▸ **Your instructions**
Reproduce the following material verbatim, preserving every line and character without alteration.

▸ **Data listing**
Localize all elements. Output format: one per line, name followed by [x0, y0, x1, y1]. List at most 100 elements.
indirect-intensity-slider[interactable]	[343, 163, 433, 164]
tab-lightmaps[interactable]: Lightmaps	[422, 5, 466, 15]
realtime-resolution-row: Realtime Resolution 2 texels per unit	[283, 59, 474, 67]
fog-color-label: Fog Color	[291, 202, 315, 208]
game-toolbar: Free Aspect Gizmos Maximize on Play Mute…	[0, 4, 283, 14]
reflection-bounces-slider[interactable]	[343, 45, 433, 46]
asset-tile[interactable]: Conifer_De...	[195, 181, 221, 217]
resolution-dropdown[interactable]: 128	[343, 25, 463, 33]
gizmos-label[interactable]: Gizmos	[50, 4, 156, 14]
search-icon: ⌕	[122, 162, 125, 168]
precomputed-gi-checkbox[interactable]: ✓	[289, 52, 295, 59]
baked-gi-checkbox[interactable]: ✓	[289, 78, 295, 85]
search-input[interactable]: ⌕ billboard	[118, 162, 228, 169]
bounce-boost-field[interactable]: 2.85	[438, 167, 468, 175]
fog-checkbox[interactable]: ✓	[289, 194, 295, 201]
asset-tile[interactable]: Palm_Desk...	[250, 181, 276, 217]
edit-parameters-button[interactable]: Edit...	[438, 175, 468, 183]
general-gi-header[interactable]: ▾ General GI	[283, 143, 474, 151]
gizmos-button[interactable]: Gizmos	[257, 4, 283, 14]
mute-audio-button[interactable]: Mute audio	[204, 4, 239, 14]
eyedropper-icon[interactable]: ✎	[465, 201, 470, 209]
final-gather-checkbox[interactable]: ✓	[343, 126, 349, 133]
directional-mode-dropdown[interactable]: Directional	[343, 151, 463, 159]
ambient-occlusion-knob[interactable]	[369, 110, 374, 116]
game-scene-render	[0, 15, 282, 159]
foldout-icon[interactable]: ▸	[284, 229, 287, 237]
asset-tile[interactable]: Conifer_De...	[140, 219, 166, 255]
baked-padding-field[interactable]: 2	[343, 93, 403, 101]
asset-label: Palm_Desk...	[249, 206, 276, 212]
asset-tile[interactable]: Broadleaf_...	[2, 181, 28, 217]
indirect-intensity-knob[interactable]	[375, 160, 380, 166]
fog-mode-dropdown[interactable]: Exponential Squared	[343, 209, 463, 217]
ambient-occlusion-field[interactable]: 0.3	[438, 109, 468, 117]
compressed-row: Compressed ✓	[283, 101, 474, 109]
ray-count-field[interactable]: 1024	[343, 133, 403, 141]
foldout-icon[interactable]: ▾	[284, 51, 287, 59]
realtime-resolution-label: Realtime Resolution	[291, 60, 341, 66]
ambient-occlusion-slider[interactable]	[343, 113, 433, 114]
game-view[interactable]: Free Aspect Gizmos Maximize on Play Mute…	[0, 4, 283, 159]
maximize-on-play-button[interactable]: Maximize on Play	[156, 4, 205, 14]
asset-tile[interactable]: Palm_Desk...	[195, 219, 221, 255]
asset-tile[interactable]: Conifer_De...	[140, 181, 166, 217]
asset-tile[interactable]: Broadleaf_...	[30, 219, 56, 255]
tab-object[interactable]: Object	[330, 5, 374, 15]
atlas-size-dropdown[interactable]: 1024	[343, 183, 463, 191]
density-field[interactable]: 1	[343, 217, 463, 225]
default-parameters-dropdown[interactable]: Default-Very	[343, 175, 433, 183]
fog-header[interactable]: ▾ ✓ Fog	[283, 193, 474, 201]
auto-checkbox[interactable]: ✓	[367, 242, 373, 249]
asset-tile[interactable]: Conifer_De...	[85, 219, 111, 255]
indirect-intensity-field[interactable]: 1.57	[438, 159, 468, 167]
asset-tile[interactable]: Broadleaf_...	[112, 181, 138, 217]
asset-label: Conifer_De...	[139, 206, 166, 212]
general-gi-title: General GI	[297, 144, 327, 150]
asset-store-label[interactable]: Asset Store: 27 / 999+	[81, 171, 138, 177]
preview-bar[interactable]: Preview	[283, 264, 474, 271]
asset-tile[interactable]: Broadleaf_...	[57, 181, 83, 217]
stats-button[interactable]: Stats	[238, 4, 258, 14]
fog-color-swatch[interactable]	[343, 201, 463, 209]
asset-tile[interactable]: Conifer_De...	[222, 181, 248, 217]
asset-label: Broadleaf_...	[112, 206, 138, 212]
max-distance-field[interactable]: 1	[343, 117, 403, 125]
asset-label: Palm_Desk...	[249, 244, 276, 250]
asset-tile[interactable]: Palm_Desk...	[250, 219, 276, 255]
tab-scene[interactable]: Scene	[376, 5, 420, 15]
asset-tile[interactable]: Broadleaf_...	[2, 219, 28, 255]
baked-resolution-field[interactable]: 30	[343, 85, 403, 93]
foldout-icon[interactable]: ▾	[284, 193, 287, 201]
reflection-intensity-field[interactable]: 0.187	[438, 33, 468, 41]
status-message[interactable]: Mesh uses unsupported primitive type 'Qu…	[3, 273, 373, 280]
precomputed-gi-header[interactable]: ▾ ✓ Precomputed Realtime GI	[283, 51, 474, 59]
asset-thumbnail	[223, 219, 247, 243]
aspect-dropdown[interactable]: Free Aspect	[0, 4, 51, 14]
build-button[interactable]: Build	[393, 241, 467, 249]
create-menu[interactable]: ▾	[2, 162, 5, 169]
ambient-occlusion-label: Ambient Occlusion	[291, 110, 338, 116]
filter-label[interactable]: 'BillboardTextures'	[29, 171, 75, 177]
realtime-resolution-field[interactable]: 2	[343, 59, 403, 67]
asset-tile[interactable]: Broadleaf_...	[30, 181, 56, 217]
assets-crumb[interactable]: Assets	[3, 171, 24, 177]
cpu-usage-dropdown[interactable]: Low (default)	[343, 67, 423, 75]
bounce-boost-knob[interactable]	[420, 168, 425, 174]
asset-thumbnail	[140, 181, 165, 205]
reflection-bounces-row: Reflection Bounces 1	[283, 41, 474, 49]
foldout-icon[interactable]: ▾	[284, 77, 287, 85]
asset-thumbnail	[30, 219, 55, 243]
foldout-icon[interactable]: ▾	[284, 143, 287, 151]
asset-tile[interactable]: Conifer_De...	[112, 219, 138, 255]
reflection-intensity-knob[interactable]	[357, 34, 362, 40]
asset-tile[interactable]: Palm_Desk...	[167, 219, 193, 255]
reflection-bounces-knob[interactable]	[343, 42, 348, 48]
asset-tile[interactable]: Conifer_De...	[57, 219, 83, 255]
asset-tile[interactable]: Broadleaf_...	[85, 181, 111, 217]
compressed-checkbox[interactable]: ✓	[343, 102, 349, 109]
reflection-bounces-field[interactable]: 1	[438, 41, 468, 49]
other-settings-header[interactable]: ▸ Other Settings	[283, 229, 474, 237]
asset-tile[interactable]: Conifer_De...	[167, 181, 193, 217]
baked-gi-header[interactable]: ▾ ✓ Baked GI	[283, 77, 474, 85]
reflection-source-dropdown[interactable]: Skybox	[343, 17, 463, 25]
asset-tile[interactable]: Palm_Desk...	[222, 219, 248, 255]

▸ **Problem solution**
Localize all elements. Output format: one per line, name followed by [x0, y0, x1, y1]. List at most 100 elements.
indirect-intensity-slider[interactable]	[343, 163, 433, 164]
tab-lightmaps[interactable]: Lightmaps	[422, 5, 466, 15]
realtime-resolution-row: Realtime Resolution 2 texels per unit	[283, 59, 474, 67]
fog-color-label: Fog Color	[291, 202, 315, 208]
game-toolbar: Free Aspect Gizmos Maximize on Play Mute…	[0, 4, 283, 14]
reflection-bounces-slider[interactable]	[343, 45, 433, 46]
asset-tile[interactable]: Conifer_De...	[195, 181, 221, 217]
resolution-dropdown[interactable]: 128	[343, 25, 463, 33]
gizmos-label[interactable]: Gizmos	[50, 4, 156, 14]
search-icon: ⌕	[122, 162, 125, 168]
precomputed-gi-checkbox[interactable]: ✓	[289, 52, 295, 59]
baked-gi-checkbox[interactable]: ✓	[289, 78, 295, 85]
search-input[interactable]: ⌕ billboard	[118, 162, 228, 169]
bounce-boost-field[interactable]: 2.85	[438, 167, 468, 175]
fog-checkbox[interactable]: ✓	[289, 194, 295, 201]
asset-tile[interactable]: Palm_Desk...	[250, 181, 276, 217]
edit-parameters-button[interactable]: Edit...	[438, 175, 468, 183]
general-gi-header[interactable]: ▾ General GI	[283, 143, 474, 151]
gizmos-button[interactable]: Gizmos	[257, 4, 283, 14]
mute-audio-button[interactable]: Mute audio	[204, 4, 239, 14]
eyedropper-icon[interactable]: ✎	[465, 201, 470, 209]
final-gather-checkbox[interactable]: ✓	[343, 126, 349, 133]
directional-mode-dropdown[interactable]: Directional	[343, 151, 463, 159]
ambient-occlusion-knob[interactable]	[369, 110, 374, 116]
game-scene-render	[0, 15, 282, 159]
foldout-icon[interactable]: ▸	[284, 229, 287, 237]
asset-tile[interactable]: Conifer_De...	[140, 219, 166, 255]
baked-padding-field[interactable]: 2	[343, 93, 403, 101]
asset-label: Palm_Desk...	[249, 206, 276, 212]
asset-tile[interactable]: Broadleaf_...	[2, 181, 28, 217]
indirect-intensity-knob[interactable]	[375, 160, 380, 166]
fog-mode-dropdown[interactable]: Exponential Squared	[343, 209, 463, 217]
ambient-occlusion-field[interactable]: 0.3	[438, 109, 468, 117]
compressed-row: Compressed ✓	[283, 101, 474, 109]
ray-count-field[interactable]: 1024	[343, 133, 403, 141]
foldout-icon[interactable]: ▾	[284, 51, 287, 59]
realtime-resolution-label: Realtime Resolution	[291, 60, 341, 66]
ambient-occlusion-slider[interactable]	[343, 113, 433, 114]
game-view[interactable]: Free Aspect Gizmos Maximize on Play Mute…	[0, 4, 283, 159]
maximize-on-play-button[interactable]: Maximize on Play	[156, 4, 205, 14]
asset-tile[interactable]: Palm_Desk...	[195, 219, 221, 255]
asset-tile[interactable]: Conifer_De...	[140, 181, 166, 217]
asset-tile[interactable]: Broadleaf_...	[30, 219, 56, 255]
tab-object[interactable]: Object	[330, 5, 374, 15]
atlas-size-dropdown[interactable]: 1024	[343, 183, 463, 191]
density-field[interactable]: 1	[343, 217, 463, 225]
default-parameters-dropdown[interactable]: Default-Very	[343, 175, 433, 183]
fog-header[interactable]: ▾ ✓ Fog	[283, 193, 474, 201]
auto-checkbox[interactable]: ✓	[367, 242, 373, 249]
asset-tile[interactable]: Conifer_De...	[85, 219, 111, 255]
indirect-intensity-field[interactable]: 1.57	[438, 159, 468, 167]
asset-tile[interactable]: Broadleaf_...	[112, 181, 138, 217]
asset-label: Conifer_De...	[139, 206, 166, 212]
general-gi-title: General GI	[297, 144, 327, 150]
asset-store-label[interactable]: Asset Store: 27 / 999+	[81, 171, 138, 177]
preview-bar[interactable]: Preview	[283, 264, 474, 271]
asset-tile[interactable]: Broadleaf_...	[57, 181, 83, 217]
stats-button[interactable]: Stats	[238, 4, 258, 14]
fog-color-swatch[interactable]	[343, 201, 463, 209]
asset-tile[interactable]: Conifer_De...	[222, 181, 248, 217]
asset-label: Broadleaf_...	[112, 206, 138, 212]
max-distance-field[interactable]: 1	[343, 117, 403, 125]
asset-label: Palm_Desk...	[249, 244, 276, 250]
asset-tile[interactable]: Palm_Desk...	[250, 219, 276, 255]
tab-scene[interactable]: Scene	[376, 5, 420, 15]
asset-tile[interactable]: Broadleaf_...	[2, 219, 28, 255]
baked-resolution-field[interactable]: 30	[343, 85, 403, 93]
foldout-icon[interactable]: ▾	[284, 193, 287, 201]
reflection-intensity-field[interactable]: 0.187	[438, 33, 468, 41]
status-message[interactable]: Mesh uses unsupported primitive type 'Qu…	[3, 273, 373, 280]
precomputed-gi-header[interactable]: ▾ ✓ Precomputed Realtime GI	[283, 51, 474, 59]
asset-thumbnail	[223, 219, 247, 243]
aspect-dropdown[interactable]: Free Aspect	[0, 4, 51, 14]
build-button[interactable]: Build	[393, 241, 467, 249]
create-menu[interactable]: ▾	[2, 162, 5, 169]
ambient-occlusion-label: Ambient Occlusion	[291, 110, 338, 116]
filter-label[interactable]: 'BillboardTextures'	[29, 171, 75, 177]
realtime-resolution-field[interactable]: 2	[343, 59, 403, 67]
asset-tile[interactable]: Broadleaf_...	[30, 181, 56, 217]
assets-crumb[interactable]: Assets	[3, 171, 24, 177]
cpu-usage-dropdown[interactable]: Low (default)	[343, 67, 423, 75]
bounce-boost-knob[interactable]	[420, 168, 425, 174]
asset-thumbnail	[140, 181, 165, 205]
reflection-bounces-row: Reflection Bounces 1	[283, 41, 474, 49]
foldout-icon[interactable]: ▾	[284, 77, 287, 85]
asset-thumbnail	[30, 219, 55, 243]
foldout-icon[interactable]: ▾	[284, 143, 287, 151]
asset-tile[interactable]: Conifer_De...	[112, 219, 138, 255]
reflection-intensity-knob[interactable]	[357, 34, 362, 40]
asset-tile[interactable]: Palm_Desk...	[167, 219, 193, 255]
reflection-bounces-knob[interactable]	[343, 42, 348, 48]
asset-tile[interactable]: Conifer_De...	[57, 219, 83, 255]
asset-tile[interactable]: Broadleaf_...	[85, 181, 111, 217]
compressed-checkbox[interactable]: ✓	[343, 102, 349, 109]
reflection-bounces-field[interactable]: 1	[438, 41, 468, 49]
other-settings-header[interactable]: ▸ Other Settings	[283, 229, 474, 237]
asset-tile[interactable]: Conifer_De...	[167, 181, 193, 217]
baked-gi-header[interactable]: ▾ ✓ Baked GI	[283, 77, 474, 85]
reflection-source-dropdown[interactable]: Skybox	[343, 17, 463, 25]
asset-tile[interactable]: Palm_Desk...	[222, 219, 248, 255]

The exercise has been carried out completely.